GIVEN REQUEST: Tally the lines in the records underneath that contain the string "сақтау", and state the figure by itself.

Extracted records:
START
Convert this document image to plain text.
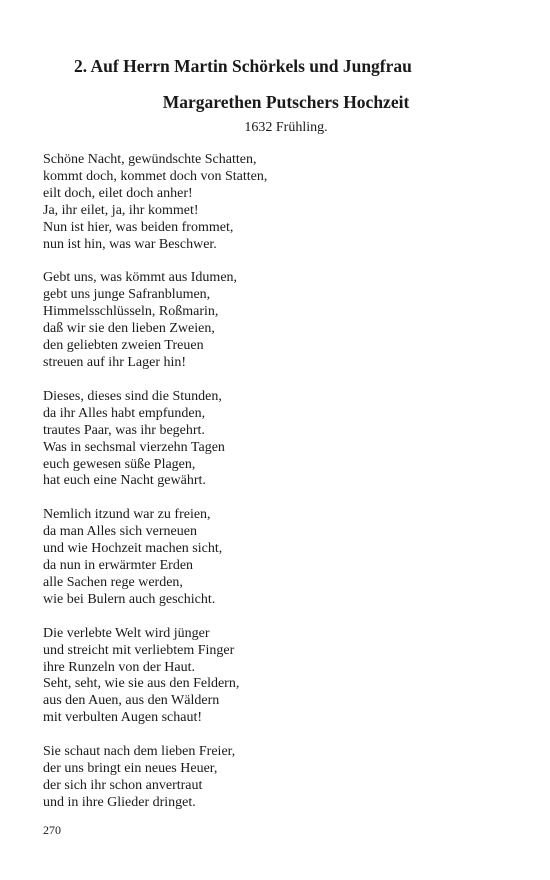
2. Auf Herrn Martin Schörkels und Jungfrau
Margarethen Putschers Hochzeit
1632 Frühling.
Schöne Nacht, gewündschte Schatten,
kommt doch, kommet doch von Statten,
eilt doch, eilet doch anher!
Ja, ihr eilet, ja, ihr kommet!
Nun ist hier, was beiden frommet,
nun ist hin, was war Beschwer.
Gebt uns, was kömmt aus Idumen,
gebt uns junge Safranblumen,
Himmelsschlüsseln, Roßmarin,
daß wir sie den lieben Zweien,
den geliebten zweien Treuen
streuen auf ihr Lager hin!
Dieses, dieses sind die Stunden,
da ihr Alles habt empfunden,
trautes Paar, was ihr begehrt.
Was in sechsmal vierzehn Tagen
euch gewesen süße Plagen,
hat euch eine Nacht gewährt.
Nemlich itzund war zu freien,
da man Alles sich verneuen
und wie Hochzeit machen sicht,
da nun in erwärmter Erden
alle Sachen rege werden,
wie bei Bulern auch geschicht.
Die verlebte Welt wird jünger
und streicht mit verliebtem Finger
ihre Runzeln von der Haut.
Seht, seht, wie sie aus den Feldern,
aus den Auen, aus den Wäldern
mit verbulten Augen schaut!
Sie schaut nach dem lieben Freier,
der uns bringt ein neues Heuer,
der sich ihr schon anvertraut
und in ihre Glieder dringet.
270
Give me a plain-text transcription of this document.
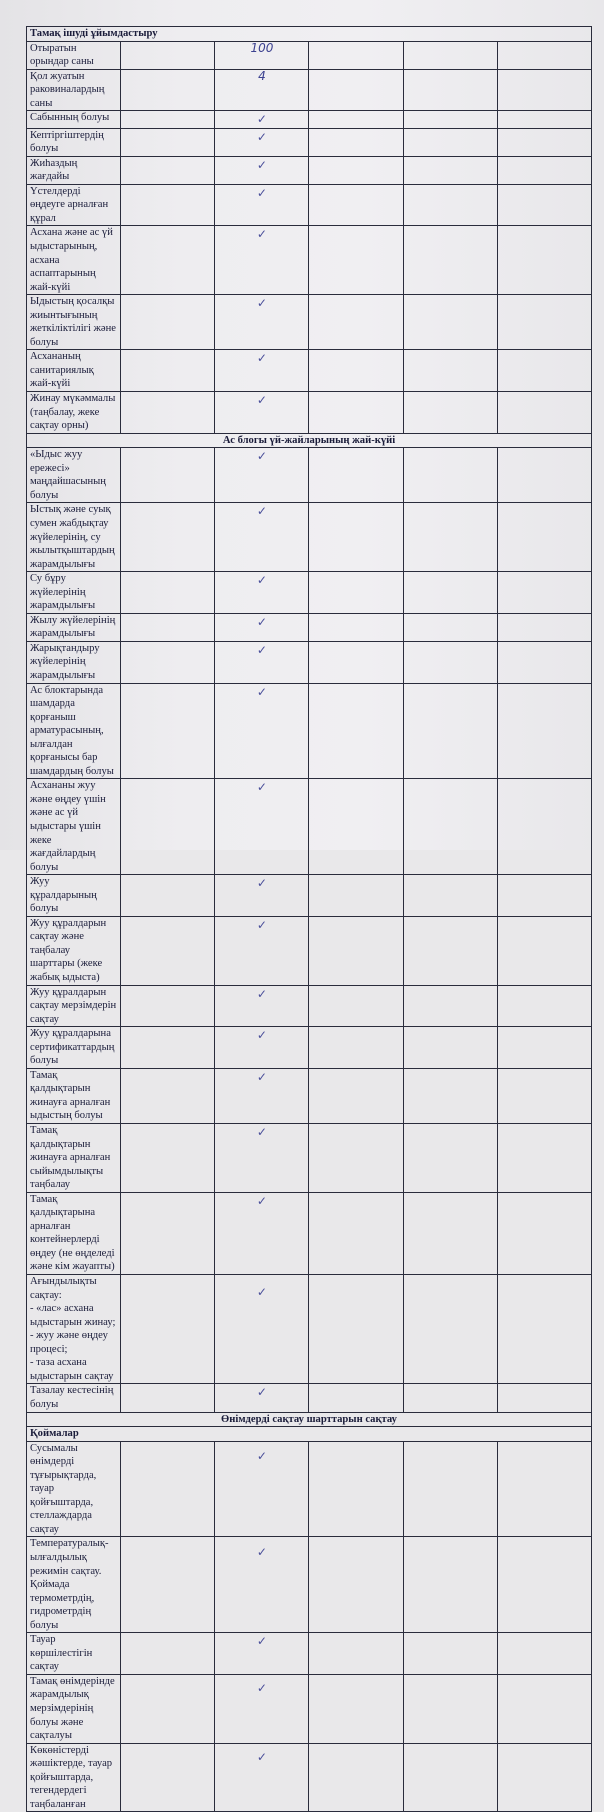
Тамақ ішуді ұйымдастыру					
Отыратын орындар саны		100			

Қол жуатын раковиналардың саны		4			

Сабынның болуы		✓			

Кептіргіштердің болуы		✓			

Жиhаздың жағдайы		✓			

Үстелдерді өңдеуге арналған құрал		✓			

Асхана және ас үй ыдыстарының, асхана аспаптарының жай-күйі		✓			

Ыдыстың қосалқы жиынтығының жеткіліктілігі және болуы		✓			

Асхананың санитариялық жай-күйі		✓			

Жинау мүкәммалы (таңбалау, жеке сақтау орны)		✓			

Ас блогы үй-жайларының жай-күйі					
«Ыдыс жуу ережесі» маңдайшасының болуы		✓			

Ыстық және суық сумен жабдықтау жүйелерінің, су жылытқыштардың жарамдылығы		✓			

Су бұру жүйелерінің жарамдылығы		✓			

Жылу жүйелерінің жарамдылығы		✓			

Жарықтандыру жүйелерінің жарамдылығы		✓			

Ас блоктарында шамдарда қорғаныш арматурасының, ылғалдан қорғанысы бар шамдардың болуы		✓			

Асхананы жуу және өңдеу үшін және ас үй ыдыстары үшін жеке жағдайлардың болуы		✓			

Жуу құралдарының болуы		✓			

Жуу құралдарын сақтау және таңбалау шарттары (жеке жабық ыдыста)		✓			

Жуу құралдарын сақтау мерзімдерін сақтау		✓			

Жуу құралдарына сертификаттардың болуы		✓			

Тамақ қалдықтарын жинауға арналған ыдыстың болуы		✓			

Тамақ қалдықтарын жинауға арналған сыйымдылықты таңбалау		✓			

Тамақ қалдықтарына арналған контейнерлерді өңдеу (не өңделеді және кім жауапты)		✓			

Ағындылықты сақтау:
- «лас» асхана ыдыстарын жинау;
- жуу және өңдеу процесі;
- таза асхана ыдыстарын сақтау		✓			

Тазалау кестесінің болуы		✓			

Өнімдерді сақтау шарттарын сақтау					
Қоймалар					
Сусымалы өнімдерді тұғырықтарда, тауар қойғыштарда, стеллаждарда сақтау		✓			

Температуралық-ылғалдылық режимін сақтау. Қоймада термометрдің, гидрометрдің болуы		✓			

Тауар көршілестігін сақтау		✓			

Тамақ өнімдерінде жарамдылық мерзімдерінің болуы және сақталуы		✓			

Көкөністерді жәшіктерде, тауар қойғыштарда, тегендердегі таңбаланған		✓			
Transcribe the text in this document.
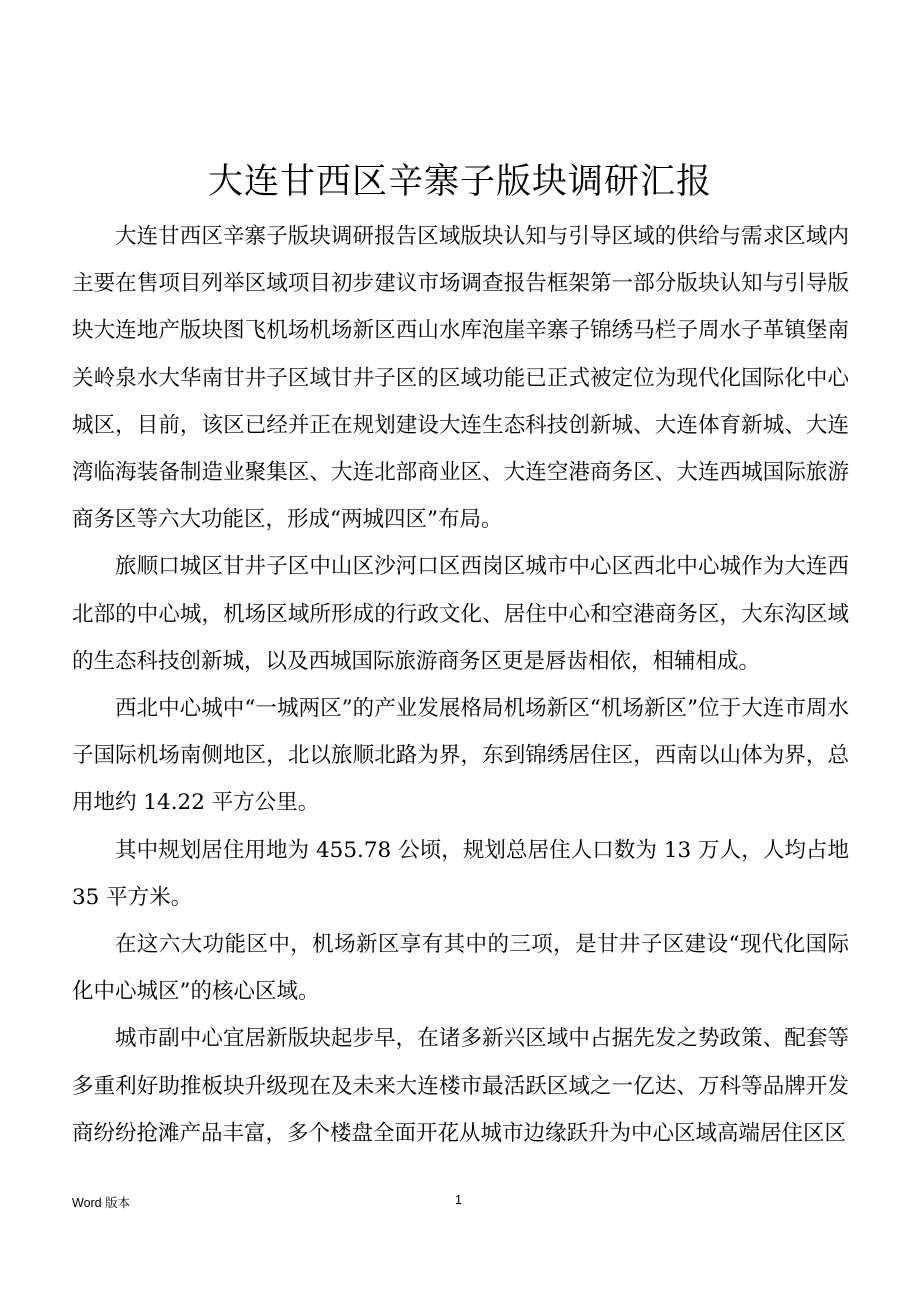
大连甘西区辛寨子版块调研汇报

大连甘西区辛寨子版块调研报告区域版块认知与引导区域的供给与需求区域内主要在售项目列举区域项目初步建议市场调查报告框架第一部分版块认知与引导版块大连地产版块图飞机场机场新区西山水库泡崖辛寨子锦绣马栏子周水子革镇堡南关岭泉水大华南甘井子区域甘井子区的区域功能已正式被定位为现代化国际化中心城区，目前，该区已经并正在规划建设大连生态科技创新城、大连体育新城、大连湾临海装备制造业聚集区、大连北部商业区、大连空港商务区、大连西城国际旅游商务区等六大功能区，形成“两城四区”布局。

旅顺口城区甘井子区中山区沙河口区西岗区城市中心区西北中心城作为大连西北部的中心城，机场区域所形成的行政文化、居住中心和空港商务区，大东沟区域的生态科技创新城，以及西城国际旅游商务区更是唇齿相依，相辅相成。

西北中心城中“一城两区”的产业发展格局机场新区“机场新区”位于大连市周水子国际机场南侧地区，北以旅顺北路为界，东到锦绣居住区，西南以山体为界，总用地约 14.22 平方公里。

其中规划居住用地为 455.78 公顷，规划总居住人口数为 13 万人，人均占地 35 平方米。

在这六大功能区中，机场新区享有其中的三项，是甘井子区建设“现代化国际化中心城区”的核心区域。

城市副中心宜居新版块起步早，在诸多新兴区域中占据先发之势政策、配套等多重利好助推板块升级现在及未来大连楼市最活跃区域之一亿达、万科等品牌开发商纷纷抢滩产品丰富，多个楼盘全面开花从城市边缘跃升为中心区域高端居住区区

Word 版本	1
END
FINISHED TASK: 9